YOUR OBJECTIVE →
Reproduce each of the following lines verbatim, in the same order.

MATERIAL TO PROCESS →

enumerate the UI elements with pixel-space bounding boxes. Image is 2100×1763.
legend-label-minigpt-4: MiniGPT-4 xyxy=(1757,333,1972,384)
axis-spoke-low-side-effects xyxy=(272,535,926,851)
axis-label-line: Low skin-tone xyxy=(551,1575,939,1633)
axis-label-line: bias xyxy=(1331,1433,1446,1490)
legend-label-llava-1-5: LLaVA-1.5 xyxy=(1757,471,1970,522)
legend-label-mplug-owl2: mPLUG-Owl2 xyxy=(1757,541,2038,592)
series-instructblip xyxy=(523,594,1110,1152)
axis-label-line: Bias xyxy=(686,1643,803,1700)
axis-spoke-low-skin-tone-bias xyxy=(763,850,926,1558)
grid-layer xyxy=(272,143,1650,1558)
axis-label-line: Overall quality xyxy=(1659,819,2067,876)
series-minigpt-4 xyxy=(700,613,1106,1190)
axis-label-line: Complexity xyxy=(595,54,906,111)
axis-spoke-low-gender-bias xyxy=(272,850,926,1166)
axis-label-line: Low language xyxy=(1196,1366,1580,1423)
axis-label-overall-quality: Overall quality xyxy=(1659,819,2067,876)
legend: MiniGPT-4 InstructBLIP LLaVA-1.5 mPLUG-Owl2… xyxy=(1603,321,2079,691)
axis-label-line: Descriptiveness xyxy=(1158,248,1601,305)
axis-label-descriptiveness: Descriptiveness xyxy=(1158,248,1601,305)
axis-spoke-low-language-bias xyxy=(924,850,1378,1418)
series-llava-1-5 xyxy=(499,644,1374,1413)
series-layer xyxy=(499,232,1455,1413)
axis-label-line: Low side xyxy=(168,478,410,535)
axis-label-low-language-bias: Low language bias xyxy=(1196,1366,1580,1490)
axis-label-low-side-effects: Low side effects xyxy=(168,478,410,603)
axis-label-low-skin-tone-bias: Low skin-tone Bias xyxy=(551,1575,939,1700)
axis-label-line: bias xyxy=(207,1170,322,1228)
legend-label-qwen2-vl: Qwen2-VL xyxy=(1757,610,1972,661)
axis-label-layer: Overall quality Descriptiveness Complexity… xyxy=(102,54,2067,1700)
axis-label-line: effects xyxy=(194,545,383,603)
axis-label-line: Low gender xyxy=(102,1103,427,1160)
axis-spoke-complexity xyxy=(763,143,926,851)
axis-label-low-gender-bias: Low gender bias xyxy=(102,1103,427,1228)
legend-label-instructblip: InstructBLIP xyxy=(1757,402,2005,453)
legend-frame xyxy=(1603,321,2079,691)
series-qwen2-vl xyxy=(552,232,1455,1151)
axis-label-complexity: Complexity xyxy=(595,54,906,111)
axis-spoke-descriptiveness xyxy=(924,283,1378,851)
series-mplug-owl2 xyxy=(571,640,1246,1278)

EXERCISE OUTPUT →
enumerate the UI elements with pixel-space bounding boxes. Image is 2100×1763.
legend-label-minigpt-4: MiniGPT-4 xyxy=(1757,333,1972,384)
axis-spoke-low-side-effects xyxy=(272,535,926,851)
axis-label-line: Low skin-tone xyxy=(551,1575,939,1633)
axis-label-line: bias xyxy=(1331,1433,1446,1490)
legend-label-llava-1-5: LLaVA-1.5 xyxy=(1757,471,1970,522)
legend-label-mplug-owl2: mPLUG-Owl2 xyxy=(1757,541,2038,592)
series-instructblip xyxy=(523,594,1110,1152)
axis-label-line: Bias xyxy=(686,1643,803,1700)
axis-spoke-low-skin-tone-bias xyxy=(763,850,926,1558)
grid-layer xyxy=(272,143,1650,1558)
axis-label-line: Overall quality xyxy=(1659,819,2067,876)
series-minigpt-4 xyxy=(700,613,1106,1190)
axis-label-line: Complexity xyxy=(595,54,906,111)
axis-spoke-low-gender-bias xyxy=(272,850,926,1166)
axis-label-line: Low language xyxy=(1196,1366,1580,1423)
axis-label-overall-quality: Overall quality xyxy=(1659,819,2067,876)
legend: MiniGPT-4 InstructBLIP LLaVA-1.5 mPLUG-Owl2… xyxy=(1603,321,2079,691)
axis-label-line: Descriptiveness xyxy=(1158,248,1601,305)
axis-label-descriptiveness: Descriptiveness xyxy=(1158,248,1601,305)
axis-spoke-low-language-bias xyxy=(924,850,1378,1418)
series-llava-1-5 xyxy=(499,644,1374,1413)
series-layer xyxy=(499,232,1455,1413)
axis-label-line: Low side xyxy=(168,478,410,535)
axis-label-low-language-bias: Low language bias xyxy=(1196,1366,1580,1490)
axis-label-low-side-effects: Low side effects xyxy=(168,478,410,603)
axis-label-low-skin-tone-bias: Low skin-tone Bias xyxy=(551,1575,939,1700)
axis-label-line: bias xyxy=(207,1170,322,1228)
legend-label-qwen2-vl: Qwen2-VL xyxy=(1757,610,1972,661)
axis-label-layer: Overall quality Descriptiveness Complexity… xyxy=(102,54,2067,1700)
axis-label-line: effects xyxy=(194,545,383,603)
axis-label-line: Low gender xyxy=(102,1103,427,1160)
axis-spoke-complexity xyxy=(763,143,926,851)
axis-label-low-gender-bias: Low gender bias xyxy=(102,1103,427,1228)
legend-label-instructblip: InstructBLIP xyxy=(1757,402,2005,453)
legend-frame xyxy=(1603,321,2079,691)
series-qwen2-vl xyxy=(552,232,1455,1151)
axis-label-complexity: Complexity xyxy=(595,54,906,111)
axis-spoke-descriptiveness xyxy=(924,283,1378,851)
series-mplug-owl2 xyxy=(571,640,1246,1278)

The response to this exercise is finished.